-- START --

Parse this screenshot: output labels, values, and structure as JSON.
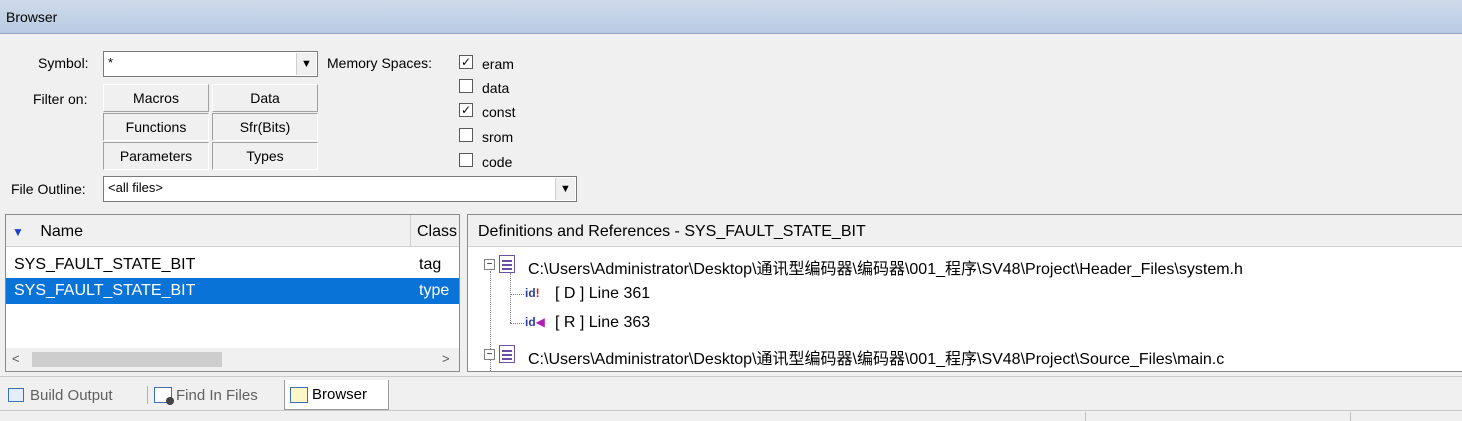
{
  "window": {
    "title": "Browser"
  },
  "symbol": {
    "label": "Symbol:",
    "value": "*"
  },
  "memory_spaces": {
    "label": "Memory Spaces:",
    "items": [
      {
        "label": "eram",
        "checked": true
      },
      {
        "label": "data",
        "checked": false
      },
      {
        "label": "const",
        "checked": true
      },
      {
        "label": "srom",
        "checked": false
      },
      {
        "label": "code",
        "checked": false
      }
    ]
  },
  "filter": {
    "label": "Filter on:",
    "buttons": [
      "Macros",
      "Data",
      "Functions",
      "Sfr(Bits)",
      "Parameters",
      "Types"
    ]
  },
  "file_outline": {
    "label": "File Outline:",
    "value": "<all files>"
  },
  "symbols_table": {
    "columns": [
      "Name",
      "Class"
    ],
    "rows": [
      {
        "name": "SYS_FAULT_STATE_BIT",
        "class": "tag"
      },
      {
        "name": "SYS_FAULT_STATE_BIT",
        "class": "type"
      }
    ]
  },
  "defs": {
    "header": "Definitions and References - SYS_FAULT_STATE_BIT",
    "files": [
      "C:\\Users\\Administrator\\Desktop\\通讯型编码器\\编码器\\001_程序\\SV48\\Project\\Header_Files\\system.h",
      "C:\\Users\\Administrator\\Desktop\\通讯型编码器\\编码器\\001_程序\\SV48\\Project\\Source_Files\\main.c"
    ],
    "refs": [
      "[ D ] Line 361",
      "[ R ] Line 363"
    ]
  },
  "tabs": [
    "Build Output",
    "Find In Files",
    "Browser"
  ],
  "colors": {
    "selection": "#0a73d7",
    "titlebar": "#c4d4e8"
  }
}
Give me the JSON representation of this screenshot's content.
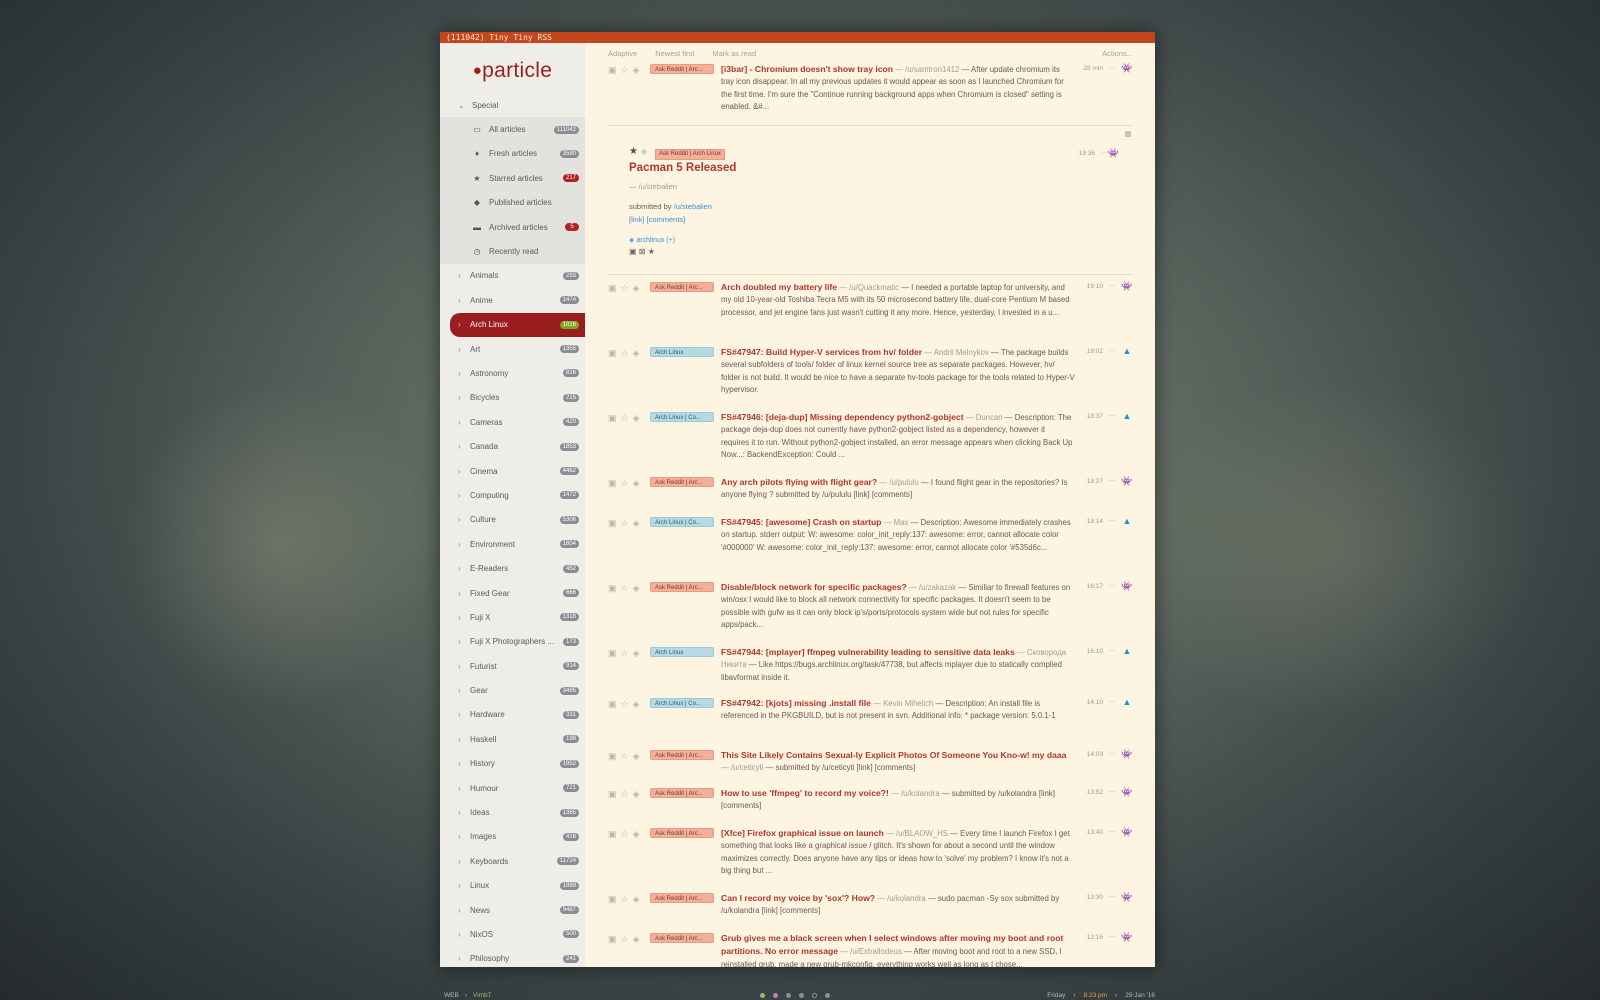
{
  "window": {
    "title": "(111042) Tiny Tiny RSS"
  },
  "sidebar": {
    "logo": "particle",
    "special_label": "Special",
    "special_items": [
      {
        "icon": "inbox-icon",
        "glyph": "▭",
        "label": "All articles",
        "count": "111042",
        "style": "grey"
      },
      {
        "icon": "fire-icon",
        "glyph": "♦",
        "label": "Fresh articles",
        "count": "3590",
        "style": "grey"
      },
      {
        "icon": "star-icon",
        "glyph": "★",
        "label": "Starred articles",
        "count": "217",
        "style": "red"
      },
      {
        "icon": "tag-icon",
        "glyph": "◆",
        "label": "Published articles",
        "count": "",
        "style": "grey"
      },
      {
        "icon": "archive-icon",
        "glyph": "▬",
        "label": "Archived articles",
        "count": "5",
        "style": "red"
      },
      {
        "icon": "clock-icon",
        "glyph": "◷",
        "label": "Recently read",
        "count": "",
        "style": "grey"
      }
    ],
    "categories": [
      {
        "label": "Animals",
        "count": "293"
      },
      {
        "label": "Anime",
        "count": "1474"
      },
      {
        "label": "Arch Linux",
        "count": "1016",
        "active": true
      },
      {
        "label": "Art",
        "count": "1355"
      },
      {
        "label": "Astronomy",
        "count": "816"
      },
      {
        "label": "Bicycles",
        "count": "215"
      },
      {
        "label": "Cameras",
        "count": "420"
      },
      {
        "label": "Canada",
        "count": "1853"
      },
      {
        "label": "Cinema",
        "count": "4462"
      },
      {
        "label": "Computing",
        "count": "1472"
      },
      {
        "label": "Culture",
        "count": "5306"
      },
      {
        "label": "Environment",
        "count": "1804"
      },
      {
        "label": "E-Readers",
        "count": "452"
      },
      {
        "label": "Fixed Gear",
        "count": "666"
      },
      {
        "label": "Fuji X",
        "count": "1318"
      },
      {
        "label": "Fuji X Photographers ...",
        "count": "173"
      },
      {
        "label": "Futurist",
        "count": "914"
      },
      {
        "label": "Gear",
        "count": "3495"
      },
      {
        "label": "Hardware",
        "count": "331"
      },
      {
        "label": "Haskell",
        "count": "198"
      },
      {
        "label": "History",
        "count": "1952"
      },
      {
        "label": "Humour",
        "count": "721"
      },
      {
        "label": "Ideas",
        "count": "1385"
      },
      {
        "label": "Images",
        "count": "416"
      },
      {
        "label": "Keyboards",
        "count": "11724"
      },
      {
        "label": "Linux",
        "count": "1999"
      },
      {
        "label": "News",
        "count": "9487"
      },
      {
        "label": "NixOS",
        "count": "500"
      },
      {
        "label": "Philosophy",
        "count": "241"
      }
    ]
  },
  "toolbar": {
    "view": "Adaptive",
    "sort": "Newest first",
    "mark": "Mark as read",
    "actions": "Actions..."
  },
  "articles_top": [
    {
      "tag": "Ask Reddit | Arc...",
      "tagtype": "reddit",
      "title": "[i3bar] - Chromium doesn't show tray icon",
      "author": "— /u/samtron1412",
      "excerpt": " — After update chromium its tray icon disappear. In all my previous updates it would appear as soon as I launched Chromium for the first time. I'm sure the \"Continue running background apps when Chromium is closed\" setting is enabled. &#...",
      "time": "28 min",
      "fav": "reddit"
    }
  ],
  "expanded": {
    "tag": "Ask Reddit | Arch Linux",
    "time": "19:36",
    "title": "Pacman 5 Released",
    "author": "— /u/stebalien",
    "submitted_by": "submitted by",
    "submitted_user": "/u/stebalien",
    "links": "[link] [comments]",
    "label": "archlinux (+)"
  },
  "articles": [
    {
      "tag": "Ask Reddit | Arc...",
      "tagtype": "reddit",
      "title": "Arch doubled my battery life",
      "author": "— /u/Quackmatic",
      "excerpt": " — I needed a portable laptop for university, and my old 10-year-old Toshiba Tecra M5 with its 50 microsecond battery life, dual-core Pentium M based processor, and jet engine fans just wasn't cutting it any more. Hence, yesterday, I invested in a u...",
      "time": "19:10",
      "fav": "reddit"
    },
    {
      "tag": "Arch Linux",
      "tagtype": "arch",
      "title": "FS#47947: Build Hyper-V services from hv/ folder",
      "author": "— Andrii Melnykov",
      "excerpt": " — The package builds several subfolders of tools/ folder of linux kernel source tree as separate packages. However, hv/ folder is not build. It would be nice to have a separate hv-tools package for the tools related to Hyper-V hypervisor.",
      "time": "19:02",
      "fav": "arch"
    },
    {
      "tag": "Arch Linux | Co...",
      "tagtype": "arch",
      "title": "FS#47946: [deja-dup] Missing dependency python2-gobject",
      "author": "— Duncan",
      "excerpt": " — Description: The package deja-dup does not currently have python2-gobject listed as a dependency, however it requires it to run. Without python2-gobject installed, an error message appears when clicking Back Up Now...: BackendException: Could ...",
      "time": "18:37",
      "fav": "arch"
    },
    {
      "tag": "Ask Reddit | Arc...",
      "tagtype": "reddit",
      "title": "Any arch pilots flying with flight gear?",
      "author": "— /u/pululu",
      "excerpt": " — I found flight gear in the repositories? Is anyone flying ? submitted by /u/pululu [link] [comments]",
      "time": "18:27",
      "fav": "reddit"
    },
    {
      "tag": "Arch Linux | Co...",
      "tagtype": "arch",
      "title": "FS#47945: [awesome] Crash on startup",
      "author": "— Max",
      "excerpt": " — Description: Awesome immediately crashes on startup. stderr output: W: awesome: color_init_reply:137: awesome: error, cannot allocate color '#000000' W: awesome: color_init_reply:137: awesome: error, cannot allocate color '#535d6c...",
      "time": "18:14",
      "fav": "arch"
    },
    {
      "tag": "Ask Reddit | Arc...",
      "tagtype": "reddit",
      "title": "Disable/block network for specific packages?",
      "author": "— /u/zakazak",
      "excerpt": " — Similiar to firewall features on win/osx I would like to block all network connectivity for specific packages. It doesn't seem to be possible with gufw as it can only block ip's/ports/protocols system wide but not rules for specific apps/pack...",
      "time": "16:17",
      "fav": "reddit"
    },
    {
      "tag": "Arch Linux",
      "tagtype": "arch",
      "title": "FS#47944: [mplayer] ffmpeg vulnerability leading to sensitive data leaks",
      "author": "— Сковорода Никита",
      "excerpt": " — Like https://bugs.archlinux.org/task/47738, but affects mplayer due to statically complied libavformat inside it.",
      "time": "16:10",
      "fav": "arch"
    },
    {
      "tag": "Arch Linux | Co...",
      "tagtype": "arch",
      "title": "FS#47942: [kjots] missing .install file",
      "author": "— Kevin Mihelich",
      "excerpt": " — Description: An install file is referenced in the PKGBUILD, but is not present in svn. Additional info: * package version: 5.0.1-1",
      "time": "14:10",
      "fav": "arch"
    },
    {
      "tag": "Ask Reddit | Arc...",
      "tagtype": "reddit",
      "title": "This Site Likely Contains Sexual-ly Explicit Photos Of Someone You Kno-w! my daaa",
      "author": "— /u/ceticyti",
      "excerpt": " — submitted by /u/ceticyti [link] [comments]",
      "time": "14:03",
      "fav": "reddit"
    },
    {
      "tag": "Ask Reddit | Arc...",
      "tagtype": "reddit",
      "title": "How to use 'ffmpeg' to record my voice?!",
      "author": "— /u/kolandra",
      "excerpt": " — submitted by /u/kolandra [link] [comments]",
      "time": "13:52",
      "fav": "reddit"
    },
    {
      "tag": "Ask Reddit | Arc...",
      "tagtype": "reddit",
      "title": "[Xfce] Firefox graphical issue on launch",
      "author": "— /u/BLAOW_HS",
      "excerpt": " — Every time I launch Firefox I get something that looks like a graphical issue / glitch. It's shown for about a second until the window maximizes correctly. Does anyone have any tips or ideas how to 'solve' my problem? I know it's not a big thing but ...",
      "time": "13:40",
      "fav": "reddit"
    },
    {
      "tag": "Ask Reddit | Arc...",
      "tagtype": "reddit",
      "title": "Can I record my voice by 'sox'? How?",
      "author": "— /u/kolandra",
      "excerpt": " — sudo pacman -Sy sox submitted by /u/kolandra [link] [comments]",
      "time": "13:30",
      "fav": "reddit"
    },
    {
      "tag": "Ask Reddit | Arc...",
      "tagtype": "reddit",
      "title": "Grub gives me a black screen when I select windows after moving my boot and root partitions. No error message",
      "author": "— /u/Extrallodeus",
      "excerpt": " — After moving boot and root to a new SSD, I reinstalled grub, made a new grub-mkconfig, everything works well as long as I chose...",
      "time": "12:16",
      "fav": "reddit"
    }
  ],
  "statusbar": {
    "left1": "WEB",
    "left2": "VimbT",
    "day": "Friday",
    "clock": "8:23 pm",
    "date": "29 Jan '16"
  }
}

-- END --

● **Written exercise**:
Every line that holds the word "ffmpeg" should be extracted.

● **Answer for this exercise**:
      "title": "FS#47944: [mplayer] ffmpeg vulnerability leading to sensitive data leaks",
      "title": "How to use 'ffmpeg' to record my voice?!",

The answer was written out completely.